Material for this exercise →
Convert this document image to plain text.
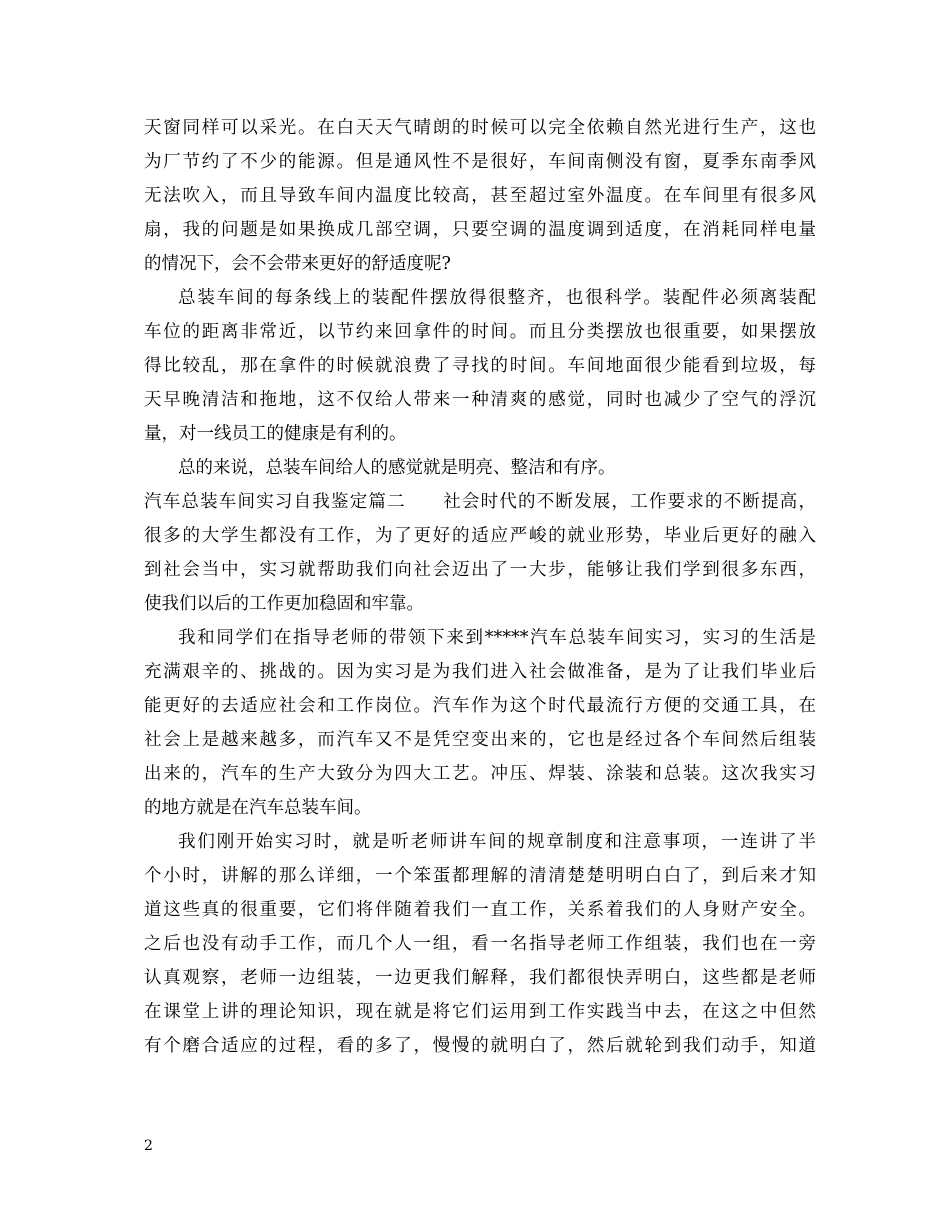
天窗同样可以采光。在白天天气晴朗的时候可以完全依赖自然光进行生产，这也
为厂节约了不少的能源。但是通风性不是很好，车间南侧没有窗，夏季东南季风
无法吹入，而且导致车间内温度比较高，甚至超过室外温度。在车间里有很多风
扇，我的问题是如果换成几部空调，只要空调的温度调到适度，在消耗同样电量
的情况下，会不会带来更好的舒适度呢?
总装车间的每条线上的装配件摆放得很整齐，也很科学。装配件必须离装配
车位的距离非常近，以节约来回拿件的时间。而且分类摆放也很重要，如果摆放
得比较乱，那在拿件的时候就浪费了寻找的时间。车间地面很少能看到垃圾，每
天早晚清洁和拖地，这不仅给人带来一种清爽的感觉，同时也减少了空气的浮沉
量，对一线员工的健康是有利的。
总的来说，总装车间给人的感觉就是明亮、整洁和有序。
汽车总装车间实习自我鉴定篇二　　社会时代的不断发展，工作要求的不断提高，
很多的大学生都没有工作，为了更好的适应严峻的就业形势，毕业后更好的融入
到社会当中，实习就帮助我们向社会迈出了一大步，能够让我们学到很多东西，
使我们以后的工作更加稳固和牢靠。
我和同学们在指导老师的带领下来到*****汽车总装车间实习，实习的生活是
充满艰辛的、挑战的。因为实习是为我们进入社会做准备，是为了让我们毕业后
能更好的去适应社会和工作岗位。汽车作为这个时代最流行方便的交通工具，在
社会上是越来越多，而汽车又不是凭空变出来的，它也是经过各个车间然后组装
出来的，汽车的生产大致分为四大工艺。冲压、焊装、涂装和总装。这次我实习
的地方就是在汽车总装车间。
我们刚开始实习时，就是听老师讲车间的规章制度和注意事项，一连讲了半
个小时，讲解的那么详细，一个笨蛋都理解的清清楚楚明明白白了，到后来才知
道这些真的很重要，它们将伴随着我们一直工作，关系着我们的人身财产安全。
之后也没有动手工作，而几个人一组，看一名指导老师工作组装，我们也在一旁
认真观察，老师一边组装，一边更我们解释，我们都很快弄明白，这些都是老师
在课堂上讲的理论知识，现在就是将它们运用到工作实践当中去，在这之中但然
有个磨合适应的过程，看的多了，慢慢的就明白了，然后就轮到我们动手，知道
2
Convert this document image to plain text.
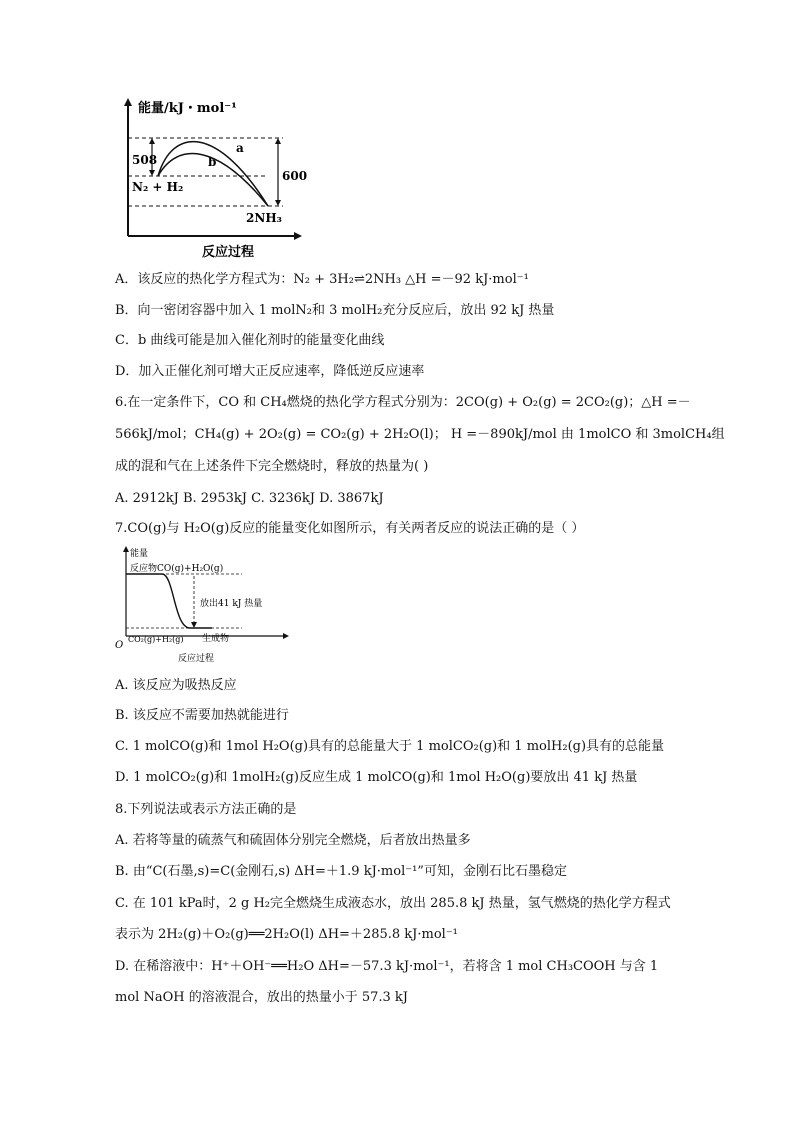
能量/kJ・mol⁻¹
508
600
a
b
N₂ + H₂
2NH₃
反应过程
A．该反应的热化学方程式为：N₂ + 3H₂⇌2NH₃ △H =－92 kJ·mol⁻¹
B．向一密闭容器中加入 1 molN₂和 3 molH₂充分反应后，放出 92 kJ 热量
C．b 曲线可能是加入催化剂时的能量变化曲线
D．加入正催化剂可增大正反应速率，降低逆反应速率
6.在一定条件下，CO 和 CH₄燃烧的热化学方程式分别为：2CO(g) + O₂(g) = 2CO₂(g)；△H =－
566kJ/mol；CH₄(g) + 2O₂(g) = CO₂(g) + 2H₂O(l)； H =－890kJ/mol 由 1molCO 和 3molCH₄组
成的混和气在上述条件下完全燃烧时，释放的热量为( )
A. 2912kJ B. 2953kJ C. 3236kJ D. 3867kJ
7.CO(g)与 H₂O(g)反应的能量变化如图所示，有关两者反应的说法正确的是（ ）
能量
反应物CO(g)+H₂O(g)
放出41 kJ 热量
CO₂(g)+H₂(g) 生成物
O
反应过程
A. 该反应为吸热反应
B. 该反应不需要加热就能进行
C. 1 molCO(g)和 1mol H₂O(g)具有的总能量大于 1 molCO₂(g)和 1 molH₂(g)具有的总能量
D. 1 molCO₂(g)和 1molH₂(g)反应生成 1 molCO(g)和 1mol H₂O(g)要放出 41 kJ 热量
8.下列说法或表示方法正确的是
A. 若将等量的硫蒸气和硫固体分别完全燃烧，后者放出热量多
B. 由“C(石墨,s)=C(金刚石,s) ΔH=＋1.9 kJ·mol⁻¹”可知，金刚石比石墨稳定
C. 在 101 kPa时，2 g H₂完全燃烧生成液态水，放出 285.8 kJ 热量，氢气燃烧的热化学方程式
表示为 2H₂(g)＋O₂(g)══2H₂O(l) ΔH=＋285.8 kJ·mol⁻¹
D. 在稀溶液中：H⁺＋OH⁻══H₂O ΔH=－57.3 kJ·mol⁻¹，若将含 1 mol CH₃COOH 与含 1
mol NaOH 的溶液混合，放出的热量小于 57.3 kJ
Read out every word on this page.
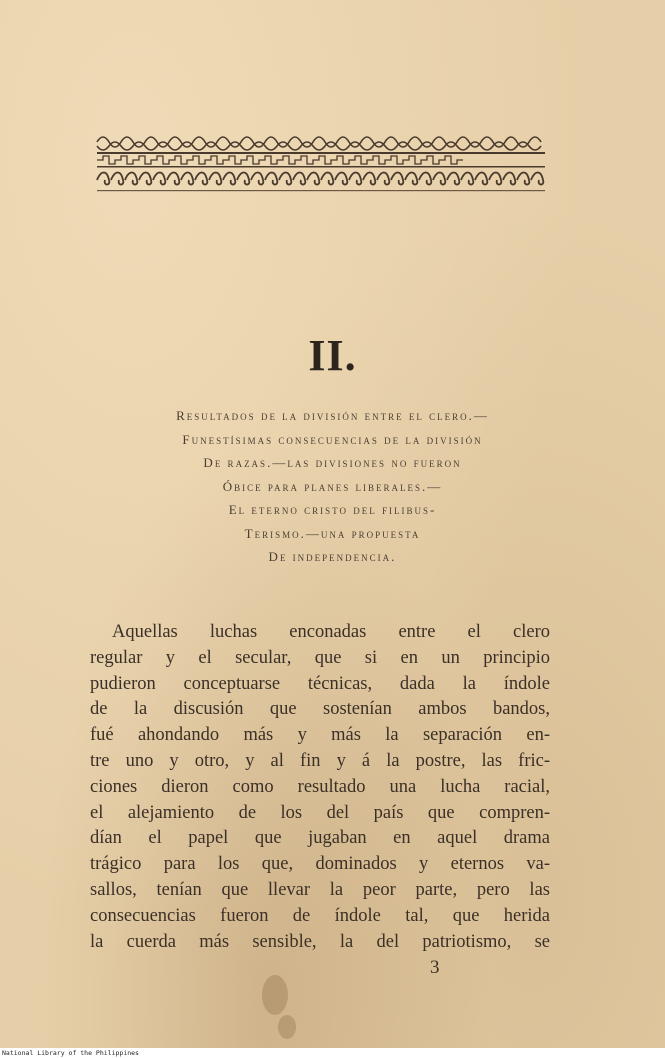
II.
Resultados de la división entre el clero.—
Funestísimas consecuencias de la división
De razas.—las divisiones no fueron
Óbice para planes liberales.—
El eterno cristo del filibus-
Terismo.—una propuesta
De independencia.
Aquellas luchas enconadas entre el clero
regular y el secular, que si en un principio
pudieron conceptuarse técnicas, dada la índole
de la discusión que sostenían ambos bandos,
fué ahondando más y más la separación en-
tre uno y otro, y al fin y á la postre, las fric-
ciones dieron como resultado una lucha racial,
el alejamiento de los del país que compren-
dían el papel que jugaban en aquel drama
trágico para los que, dominados y eternos va-
sallos, tenían que llevar la peor parte, pero las
consecuencias fueron de índole tal, que herida
la cuerda más sensible, la del patriotismo, se
3
National Library of the Philippines
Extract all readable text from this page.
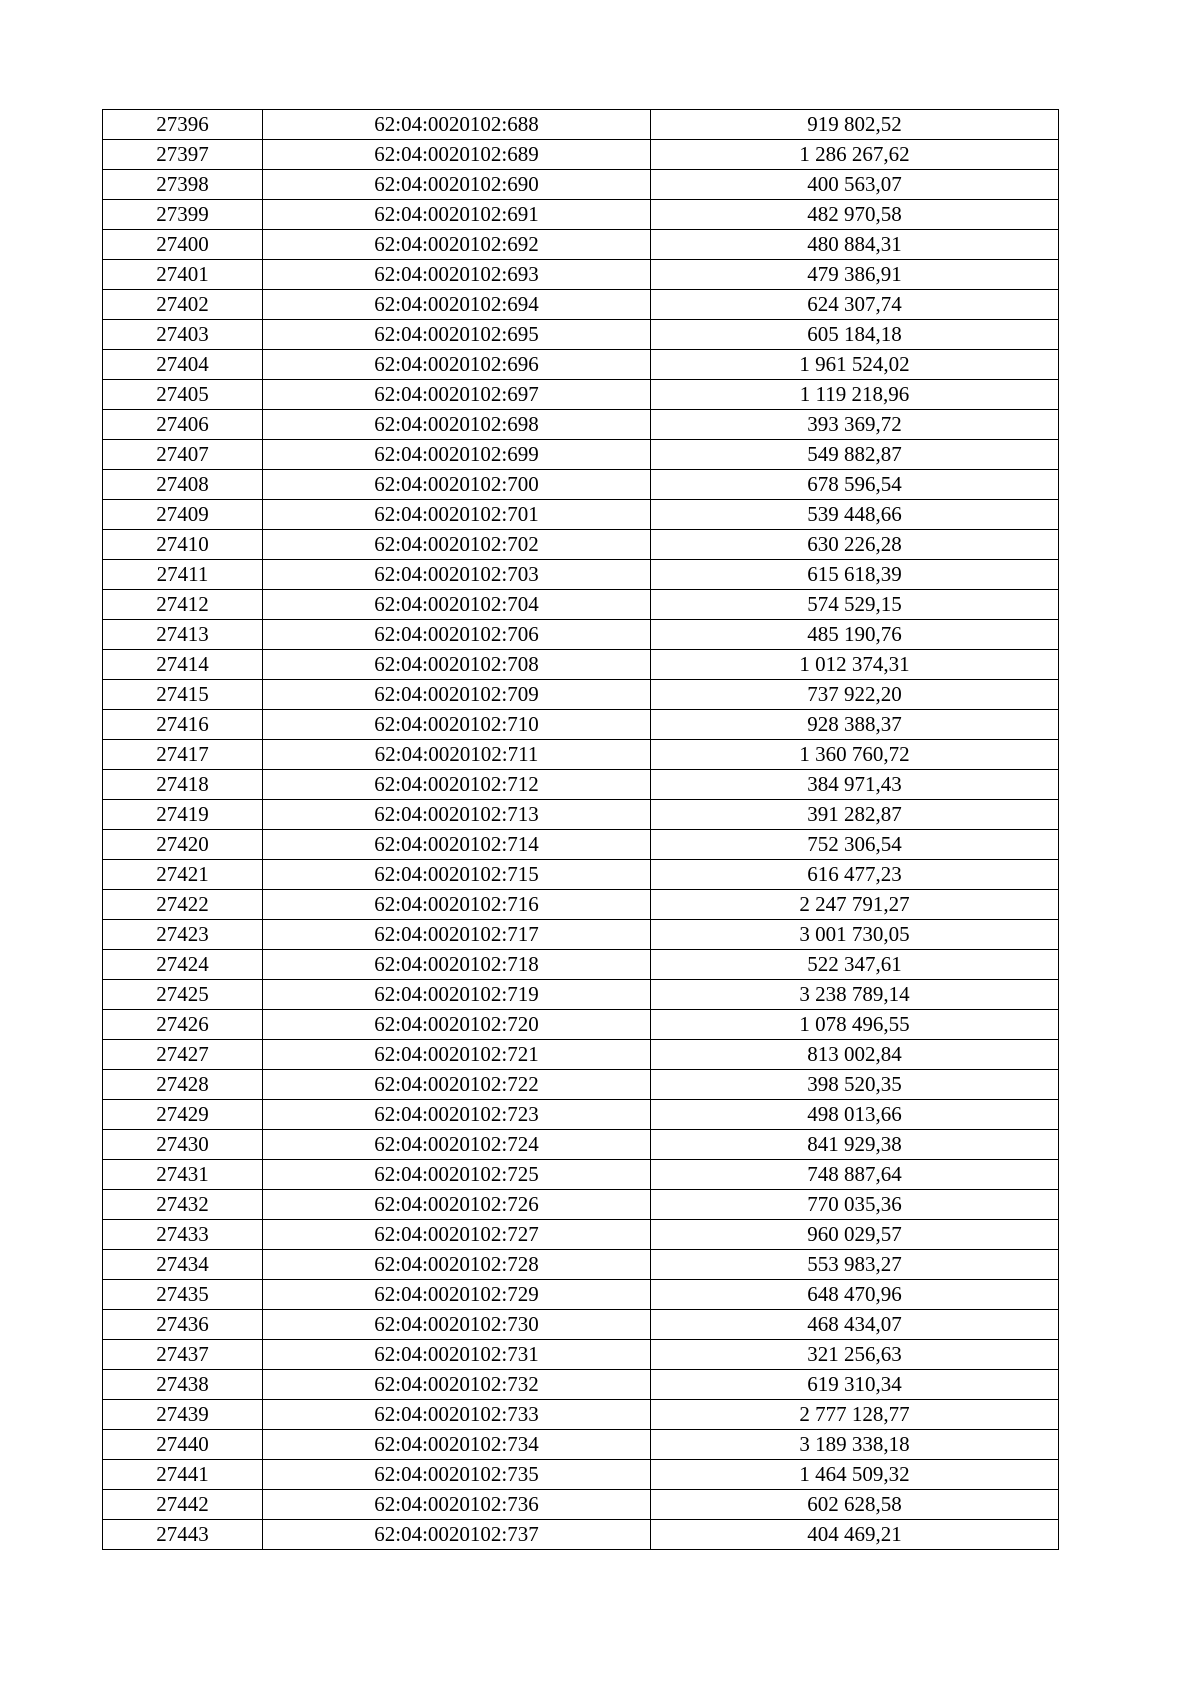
27396	62:04:0020102:688	919 802,52
27397	62:04:0020102:689	1 286 267,62
27398	62:04:0020102:690	400 563,07
27399	62:04:0020102:691	482 970,58
27400	62:04:0020102:692	480 884,31
27401	62:04:0020102:693	479 386,91
27402	62:04:0020102:694	624 307,74
27403	62:04:0020102:695	605 184,18
27404	62:04:0020102:696	1 961 524,02
27405	62:04:0020102:697	1 119 218,96
27406	62:04:0020102:698	393 369,72
27407	62:04:0020102:699	549 882,87
27408	62:04:0020102:700	678 596,54
27409	62:04:0020102:701	539 448,66
27410	62:04:0020102:702	630 226,28
27411	62:04:0020102:703	615 618,39
27412	62:04:0020102:704	574 529,15
27413	62:04:0020102:706	485 190,76
27414	62:04:0020102:708	1 012 374,31
27415	62:04:0020102:709	737 922,20
27416	62:04:0020102:710	928 388,37
27417	62:04:0020102:711	1 360 760,72
27418	62:04:0020102:712	384 971,43
27419	62:04:0020102:713	391 282,87
27420	62:04:0020102:714	752 306,54
27421	62:04:0020102:715	616 477,23
27422	62:04:0020102:716	2 247 791,27
27423	62:04:0020102:717	3 001 730,05
27424	62:04:0020102:718	522 347,61
27425	62:04:0020102:719	3 238 789,14
27426	62:04:0020102:720	1 078 496,55
27427	62:04:0020102:721	813 002,84
27428	62:04:0020102:722	398 520,35
27429	62:04:0020102:723	498 013,66
27430	62:04:0020102:724	841 929,38
27431	62:04:0020102:725	748 887,64
27432	62:04:0020102:726	770 035,36
27433	62:04:0020102:727	960 029,57
27434	62:04:0020102:728	553 983,27
27435	62:04:0020102:729	648 470,96
27436	62:04:0020102:730	468 434,07
27437	62:04:0020102:731	321 256,63
27438	62:04:0020102:732	619 310,34
27439	62:04:0020102:733	2 777 128,77
27440	62:04:0020102:734	3 189 338,18
27441	62:04:0020102:735	1 464 509,32
27442	62:04:0020102:736	602 628,58
27443	62:04:0020102:737	404 469,21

What you have to do → Images in the data above are to be skipped. Retype all other material exactly.

Finished exercise →
Convert this document image to plain text.
天窗同样可以采光。在白天天气晴朗的时候可以完全依赖自然光进行生产，这也
为厂节约了不少的能源。但是通风性不是很好，车间南侧没有窗，夏季东南季风
无法吹入，而且导致车间内温度比较高，甚至超过室外温度。在车间里有很多风
扇，我的问题是如果换成几部空调，只要空调的温度调到适度，在消耗同样电量
的情况下，会不会带来更好的舒适度呢?
总装车间的每条线上的装配件摆放得很整齐，也很科学。装配件必须离装配
车位的距离非常近，以节约来回拿件的时间。而且分类摆放也很重要，如果摆放
得比较乱，那在拿件的时候就浪费了寻找的时间。车间地面很少能看到垃圾，每
天早晚清洁和拖地，这不仅给人带来一种清爽的感觉，同时也减少了空气的浮沉
量，对一线员工的健康是有利的。
总的来说，总装车间给人的感觉就是明亮、整洁和有序。
汽车总装车间实习自我鉴定篇二　　社会时代的不断发展，工作要求的不断提高，
很多的大学生都没有工作，为了更好的适应严峻的就业形势，毕业后更好的融入
到社会当中，实习就帮助我们向社会迈出了一大步，能够让我们学到很多东西，
使我们以后的工作更加稳固和牢靠。
我和同学们在指导老师的带领下来到*****汽车总装车间实习，实习的生活是
充满艰辛的、挑战的。因为实习是为我们进入社会做准备，是为了让我们毕业后
能更好的去适应社会和工作岗位。汽车作为这个时代最流行方便的交通工具，在
社会上是越来越多，而汽车又不是凭空变出来的，它也是经过各个车间然后组装
出来的，汽车的生产大致分为四大工艺。冲压、焊装、涂装和总装。这次我实习
的地方就是在汽车总装车间。
我们刚开始实习时，就是听老师讲车间的规章制度和注意事项，一连讲了半
个小时，讲解的那么详细，一个笨蛋都理解的清清楚楚明明白白了，到后来才知
道这些真的很重要，它们将伴随着我们一直工作，关系着我们的人身财产安全。
之后也没有动手工作，而几个人一组，看一名指导老师工作组装，我们也在一旁
认真观察，老师一边组装，一边更我们解释，我们都很快弄明白，这些都是老师
在课堂上讲的理论知识，现在就是将它们运用到工作实践当中去，在这之中但然
有个磨合适应的过程，看的多了，慢慢的就明白了，然后就轮到我们动手，知道
2
Convert this document image to plain text.
能量/kJ・mol⁻¹
508
600
a
b
N₂ + H₂
2NH₃
反应过程
A．该反应的热化学方程式为：N₂ + 3H₂⇌2NH₃ △H =－92 kJ·mol⁻¹
B．向一密闭容器中加入 1 molN₂和 3 molH₂充分反应后，放出 92 kJ 热量
C．b 曲线可能是加入催化剂时的能量变化曲线
D．加入正催化剂可增大正反应速率，降低逆反应速率
6.在一定条件下，CO 和 CH₄燃烧的热化学方程式分别为：2CO(g) + O₂(g) = 2CO₂(g)；△H =－
566kJ/mol；CH₄(g) + 2O₂(g) = CO₂(g) + 2H₂O(l)； H =－890kJ/mol 由 1molCO 和 3molCH₄组
成的混和气在上述条件下完全燃烧时，释放的热量为( )
A. 2912kJ B. 2953kJ C. 3236kJ D. 3867kJ
7.CO(g)与 H₂O(g)反应的能量变化如图所示，有关两者反应的说法正确的是（ ）
能量
反应物CO(g)+H₂O(g)
放出41 kJ 热量
CO₂(g)+H₂(g) 生成物
O
反应过程
A. 该反应为吸热反应
B. 该反应不需要加热就能进行
C. 1 molCO(g)和 1mol H₂O(g)具有的总能量大于 1 molCO₂(g)和 1 molH₂(g)具有的总能量
D. 1 molCO₂(g)和 1molH₂(g)反应生成 1 molCO(g)和 1mol H₂O(g)要放出 41 kJ 热量
8.下列说法或表示方法正确的是
A. 若将等量的硫蒸气和硫固体分别完全燃烧，后者放出热量多
B. 由“C(石墨,s)=C(金刚石,s) ΔH=＋1.9 kJ·mol⁻¹”可知，金刚石比石墨稳定
C. 在 101 kPa时，2 g H₂完全燃烧生成液态水，放出 285.8 kJ 热量，氢气燃烧的热化学方程式
表示为 2H₂(g)＋O₂(g)══2H₂O(l) ΔH=＋285.8 kJ·mol⁻¹
D. 在稀溶液中：H⁺＋OH⁻══H₂O ΔH=－57.3 kJ·mol⁻¹，若将含 1 mol CH₃COOH 与含 1
mol NaOH 的溶液混合，放出的热量小于 57.3 kJ
Read out every word on this page.
II.
Resultados de la división entre el clero.—
Funestísimas consecuencias de la división
De razas.—las divisiones no fueron
Óbice para planes liberales.—
El eterno cristo del filibus-
Terismo.—una propuesta
De independencia.
Aquellas luchas enconadas entre el clero
regular y el secular, que si en un principio
pudieron conceptuarse técnicas, dada la índole
de la discusión que sostenían ambos bandos,
fué ahondando más y más la separación en-
tre uno y otro, y al fin y á la postre, las fric-
ciones dieron como resultado una lucha racial,
el alejamiento de los del país que compren-
dían el papel que jugaban en aquel drama
trágico para los que, dominados y eternos va-
sallos, tenían que llevar la peor parte, pero las
consecuencias fueron de índole tal, que herida
la cuerda más sensible, la del patriotismo, se
3
National Library of the Philippines
Extract all readable text from this page.
27396	62:04:0020102:688	919 802,52
27397	62:04:0020102:689	1 286 267,62
27398	62:04:0020102:690	400 563,07
27399	62:04:0020102:691	482 970,58
27400	62:04:0020102:692	480 884,31
27401	62:04:0020102:693	479 386,91
27402	62:04:0020102:694	624 307,74
27403	62:04:0020102:695	605 184,18
27404	62:04:0020102:696	1 961 524,02
27405	62:04:0020102:697	1 119 218,96
27406	62:04:0020102:698	393 369,72
27407	62:04:0020102:699	549 882,87
27408	62:04:0020102:700	678 596,54
27409	62:04:0020102:701	539 448,66
27410	62:04:0020102:702	630 226,28
27411	62:04:0020102:703	615 618,39
27412	62:04:0020102:704	574 529,15
27413	62:04:0020102:706	485 190,76
27414	62:04:0020102:708	1 012 374,31
27415	62:04:0020102:709	737 922,20
27416	62:04:0020102:710	928 388,37
27417	62:04:0020102:711	1 360 760,72
27418	62:04:0020102:712	384 971,43
27419	62:04:0020102:713	391 282,87
27420	62:04:0020102:714	752 306,54
27421	62:04:0020102:715	616 477,23
27422	62:04:0020102:716	2 247 791,27
27423	62:04:0020102:717	3 001 730,05
27424	62:04:0020102:718	522 347,61
27425	62:04:0020102:719	3 238 789,14
27426	62:04:0020102:720	1 078 496,55
27427	62:04:0020102:721	813 002,84
27428	62:04:0020102:722	398 520,35
27429	62:04:0020102:723	498 013,66
27430	62:04:0020102:724	841 929,38
27431	62:04:0020102:725	748 887,64
27432	62:04:0020102:726	770 035,36
27433	62:04:0020102:727	960 029,57
27434	62:04:0020102:728	553 983,27
27435	62:04:0020102:729	648 470,96
27436	62:04:0020102:730	468 434,07
27437	62:04:0020102:731	321 256,63
27438	62:04:0020102:732	619 310,34
27439	62:04:0020102:733	2 777 128,77
27440	62:04:0020102:734	3 189 338,18
27441	62:04:0020102:735	1 464 509,32
27442	62:04:0020102:736	602 628,58
27443	62:04:0020102:737	404 469,21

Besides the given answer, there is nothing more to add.